--- BEGIN Exercise input ---

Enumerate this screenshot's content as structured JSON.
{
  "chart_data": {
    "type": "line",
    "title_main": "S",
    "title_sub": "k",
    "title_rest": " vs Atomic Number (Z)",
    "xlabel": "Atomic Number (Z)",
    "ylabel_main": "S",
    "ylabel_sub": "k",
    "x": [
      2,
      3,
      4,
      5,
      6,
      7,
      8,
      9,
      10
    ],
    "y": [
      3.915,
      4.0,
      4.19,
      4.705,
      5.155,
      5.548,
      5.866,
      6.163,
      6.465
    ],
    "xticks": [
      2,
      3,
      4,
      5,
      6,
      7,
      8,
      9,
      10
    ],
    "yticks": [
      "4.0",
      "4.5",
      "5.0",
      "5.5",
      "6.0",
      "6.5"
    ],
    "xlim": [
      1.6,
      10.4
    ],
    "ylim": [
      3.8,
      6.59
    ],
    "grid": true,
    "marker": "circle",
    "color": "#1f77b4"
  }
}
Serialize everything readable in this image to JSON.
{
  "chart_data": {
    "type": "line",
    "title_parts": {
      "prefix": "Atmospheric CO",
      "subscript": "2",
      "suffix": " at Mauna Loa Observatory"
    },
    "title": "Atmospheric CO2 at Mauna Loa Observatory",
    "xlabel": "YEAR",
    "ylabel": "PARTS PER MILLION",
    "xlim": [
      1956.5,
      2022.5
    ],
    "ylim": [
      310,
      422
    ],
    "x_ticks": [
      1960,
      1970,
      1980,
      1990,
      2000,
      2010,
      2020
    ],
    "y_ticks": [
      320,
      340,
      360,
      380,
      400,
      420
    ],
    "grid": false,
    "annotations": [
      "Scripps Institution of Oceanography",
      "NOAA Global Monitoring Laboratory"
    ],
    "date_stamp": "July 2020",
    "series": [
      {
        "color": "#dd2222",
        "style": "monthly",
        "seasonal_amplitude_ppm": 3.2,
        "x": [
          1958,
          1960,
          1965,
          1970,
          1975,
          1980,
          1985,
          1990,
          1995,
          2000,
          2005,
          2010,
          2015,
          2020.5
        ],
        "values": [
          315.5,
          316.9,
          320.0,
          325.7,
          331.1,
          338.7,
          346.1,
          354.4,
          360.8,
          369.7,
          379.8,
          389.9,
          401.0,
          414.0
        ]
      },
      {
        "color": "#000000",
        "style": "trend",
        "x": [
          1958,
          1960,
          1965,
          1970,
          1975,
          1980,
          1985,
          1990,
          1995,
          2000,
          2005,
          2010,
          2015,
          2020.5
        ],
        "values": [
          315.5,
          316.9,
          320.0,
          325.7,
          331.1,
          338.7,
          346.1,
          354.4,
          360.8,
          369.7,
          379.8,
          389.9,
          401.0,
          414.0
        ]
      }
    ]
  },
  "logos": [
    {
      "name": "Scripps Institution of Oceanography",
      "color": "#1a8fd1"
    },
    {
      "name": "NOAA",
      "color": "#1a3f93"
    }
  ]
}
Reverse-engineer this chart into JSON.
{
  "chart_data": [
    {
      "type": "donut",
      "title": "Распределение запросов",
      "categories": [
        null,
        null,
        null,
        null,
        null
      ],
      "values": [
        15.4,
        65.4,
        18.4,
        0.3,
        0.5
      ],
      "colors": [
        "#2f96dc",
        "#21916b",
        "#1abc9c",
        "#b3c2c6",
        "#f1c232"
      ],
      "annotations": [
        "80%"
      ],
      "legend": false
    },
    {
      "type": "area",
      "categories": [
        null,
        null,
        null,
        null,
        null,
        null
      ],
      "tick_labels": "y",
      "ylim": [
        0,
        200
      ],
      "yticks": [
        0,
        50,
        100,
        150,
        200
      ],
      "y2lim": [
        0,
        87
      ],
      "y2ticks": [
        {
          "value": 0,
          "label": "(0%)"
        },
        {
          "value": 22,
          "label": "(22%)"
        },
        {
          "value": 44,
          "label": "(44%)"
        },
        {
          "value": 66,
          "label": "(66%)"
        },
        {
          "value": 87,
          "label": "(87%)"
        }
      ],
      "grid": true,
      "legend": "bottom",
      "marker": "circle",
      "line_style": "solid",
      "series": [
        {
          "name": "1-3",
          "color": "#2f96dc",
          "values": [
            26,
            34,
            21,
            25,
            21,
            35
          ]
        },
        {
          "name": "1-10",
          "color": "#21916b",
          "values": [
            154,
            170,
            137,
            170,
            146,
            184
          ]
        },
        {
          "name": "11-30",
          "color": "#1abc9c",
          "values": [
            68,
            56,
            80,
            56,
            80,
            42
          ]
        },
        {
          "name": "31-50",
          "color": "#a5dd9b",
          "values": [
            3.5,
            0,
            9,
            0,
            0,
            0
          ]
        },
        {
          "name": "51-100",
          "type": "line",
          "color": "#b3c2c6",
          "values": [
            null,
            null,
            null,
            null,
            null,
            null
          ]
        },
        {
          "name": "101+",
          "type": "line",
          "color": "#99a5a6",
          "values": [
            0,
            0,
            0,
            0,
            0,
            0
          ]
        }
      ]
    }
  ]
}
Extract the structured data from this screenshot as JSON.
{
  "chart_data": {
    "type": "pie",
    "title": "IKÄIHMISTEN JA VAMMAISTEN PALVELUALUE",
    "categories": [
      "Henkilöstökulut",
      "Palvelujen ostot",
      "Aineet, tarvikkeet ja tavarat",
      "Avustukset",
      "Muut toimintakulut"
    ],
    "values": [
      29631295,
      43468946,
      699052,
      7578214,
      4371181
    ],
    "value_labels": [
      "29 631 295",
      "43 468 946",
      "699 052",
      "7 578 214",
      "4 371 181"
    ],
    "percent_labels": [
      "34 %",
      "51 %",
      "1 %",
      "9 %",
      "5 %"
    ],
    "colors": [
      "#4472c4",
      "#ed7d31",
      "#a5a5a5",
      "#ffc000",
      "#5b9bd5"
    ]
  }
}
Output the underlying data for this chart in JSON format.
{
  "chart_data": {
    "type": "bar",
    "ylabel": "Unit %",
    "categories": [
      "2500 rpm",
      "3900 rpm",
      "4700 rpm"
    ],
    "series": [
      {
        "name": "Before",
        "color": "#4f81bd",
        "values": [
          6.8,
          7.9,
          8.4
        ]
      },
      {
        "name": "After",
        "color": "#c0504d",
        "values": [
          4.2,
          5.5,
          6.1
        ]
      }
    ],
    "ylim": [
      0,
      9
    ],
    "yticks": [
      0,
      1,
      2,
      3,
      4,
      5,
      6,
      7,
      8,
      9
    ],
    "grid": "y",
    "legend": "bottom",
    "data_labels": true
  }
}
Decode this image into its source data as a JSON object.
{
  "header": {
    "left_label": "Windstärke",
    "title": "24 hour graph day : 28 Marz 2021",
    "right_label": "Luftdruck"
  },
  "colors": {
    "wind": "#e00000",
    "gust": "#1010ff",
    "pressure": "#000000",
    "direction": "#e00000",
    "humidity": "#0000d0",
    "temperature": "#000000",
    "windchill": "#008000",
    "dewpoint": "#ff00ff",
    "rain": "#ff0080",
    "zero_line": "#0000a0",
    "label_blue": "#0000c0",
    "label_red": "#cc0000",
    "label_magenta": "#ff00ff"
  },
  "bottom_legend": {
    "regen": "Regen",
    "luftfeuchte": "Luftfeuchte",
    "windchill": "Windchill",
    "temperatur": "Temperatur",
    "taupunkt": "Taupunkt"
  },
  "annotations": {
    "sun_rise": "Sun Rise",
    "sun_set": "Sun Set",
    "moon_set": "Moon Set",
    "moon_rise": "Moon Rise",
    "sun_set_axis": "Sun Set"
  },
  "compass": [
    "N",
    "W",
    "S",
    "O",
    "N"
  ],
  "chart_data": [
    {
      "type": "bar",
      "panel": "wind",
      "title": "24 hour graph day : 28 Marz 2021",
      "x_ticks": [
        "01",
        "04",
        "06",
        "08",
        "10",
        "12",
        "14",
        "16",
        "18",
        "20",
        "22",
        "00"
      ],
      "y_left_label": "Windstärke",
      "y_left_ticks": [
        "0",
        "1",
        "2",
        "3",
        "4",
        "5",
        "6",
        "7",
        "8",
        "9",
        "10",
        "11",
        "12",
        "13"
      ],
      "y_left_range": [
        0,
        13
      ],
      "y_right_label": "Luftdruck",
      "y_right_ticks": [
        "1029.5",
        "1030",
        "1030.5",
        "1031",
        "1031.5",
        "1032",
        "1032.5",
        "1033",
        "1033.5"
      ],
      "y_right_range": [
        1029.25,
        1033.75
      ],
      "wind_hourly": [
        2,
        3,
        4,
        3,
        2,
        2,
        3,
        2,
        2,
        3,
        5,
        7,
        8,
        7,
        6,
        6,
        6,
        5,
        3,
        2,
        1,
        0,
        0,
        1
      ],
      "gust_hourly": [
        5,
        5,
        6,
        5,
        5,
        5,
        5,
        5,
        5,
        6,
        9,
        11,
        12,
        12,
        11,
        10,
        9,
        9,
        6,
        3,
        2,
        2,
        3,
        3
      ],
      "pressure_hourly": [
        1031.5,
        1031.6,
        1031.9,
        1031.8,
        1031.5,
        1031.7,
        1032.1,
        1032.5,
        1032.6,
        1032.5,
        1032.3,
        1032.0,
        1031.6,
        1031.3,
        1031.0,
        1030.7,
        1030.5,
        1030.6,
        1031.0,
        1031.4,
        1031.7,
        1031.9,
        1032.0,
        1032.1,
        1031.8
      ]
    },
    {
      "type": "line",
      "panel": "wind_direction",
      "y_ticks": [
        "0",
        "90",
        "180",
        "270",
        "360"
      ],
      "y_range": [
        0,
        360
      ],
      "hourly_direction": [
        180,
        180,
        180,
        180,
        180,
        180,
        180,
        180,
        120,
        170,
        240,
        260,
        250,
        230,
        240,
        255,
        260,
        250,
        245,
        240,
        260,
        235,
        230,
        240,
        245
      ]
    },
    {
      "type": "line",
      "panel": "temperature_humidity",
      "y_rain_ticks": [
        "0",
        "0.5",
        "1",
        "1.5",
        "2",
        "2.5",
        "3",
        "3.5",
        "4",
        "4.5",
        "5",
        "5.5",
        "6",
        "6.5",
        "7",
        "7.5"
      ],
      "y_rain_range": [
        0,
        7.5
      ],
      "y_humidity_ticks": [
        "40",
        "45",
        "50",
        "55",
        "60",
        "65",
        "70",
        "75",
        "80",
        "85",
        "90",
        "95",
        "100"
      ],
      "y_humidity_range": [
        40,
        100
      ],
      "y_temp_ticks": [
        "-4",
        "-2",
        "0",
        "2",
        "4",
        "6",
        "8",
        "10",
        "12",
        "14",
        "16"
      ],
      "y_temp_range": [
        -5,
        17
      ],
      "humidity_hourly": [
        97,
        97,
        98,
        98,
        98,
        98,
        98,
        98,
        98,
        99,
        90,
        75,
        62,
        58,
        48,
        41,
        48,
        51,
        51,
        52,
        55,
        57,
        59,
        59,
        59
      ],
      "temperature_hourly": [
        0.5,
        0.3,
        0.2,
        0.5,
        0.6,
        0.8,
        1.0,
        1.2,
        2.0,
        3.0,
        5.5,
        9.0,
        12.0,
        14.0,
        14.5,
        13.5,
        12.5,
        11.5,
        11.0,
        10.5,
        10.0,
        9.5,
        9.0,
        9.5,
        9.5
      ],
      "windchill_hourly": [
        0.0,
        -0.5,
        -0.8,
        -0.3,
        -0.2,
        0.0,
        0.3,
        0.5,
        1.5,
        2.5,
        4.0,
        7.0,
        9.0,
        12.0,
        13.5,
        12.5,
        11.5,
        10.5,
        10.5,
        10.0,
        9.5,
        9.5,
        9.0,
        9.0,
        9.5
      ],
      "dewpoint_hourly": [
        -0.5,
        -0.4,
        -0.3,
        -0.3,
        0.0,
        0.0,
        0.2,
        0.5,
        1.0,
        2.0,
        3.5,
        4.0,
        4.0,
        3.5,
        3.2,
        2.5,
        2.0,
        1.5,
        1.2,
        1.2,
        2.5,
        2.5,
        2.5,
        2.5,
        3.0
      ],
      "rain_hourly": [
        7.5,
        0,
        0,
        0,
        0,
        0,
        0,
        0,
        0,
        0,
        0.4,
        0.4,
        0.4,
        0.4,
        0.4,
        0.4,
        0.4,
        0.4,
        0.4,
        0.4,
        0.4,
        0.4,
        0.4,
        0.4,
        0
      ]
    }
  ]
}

--- END Exercise input ---

Gather every line from the listing above in which "into" appears, and copy those lines.

**Expected answer**
Reverse-engineer this chart into JSON.
Decode this image into its source data as a JSON object.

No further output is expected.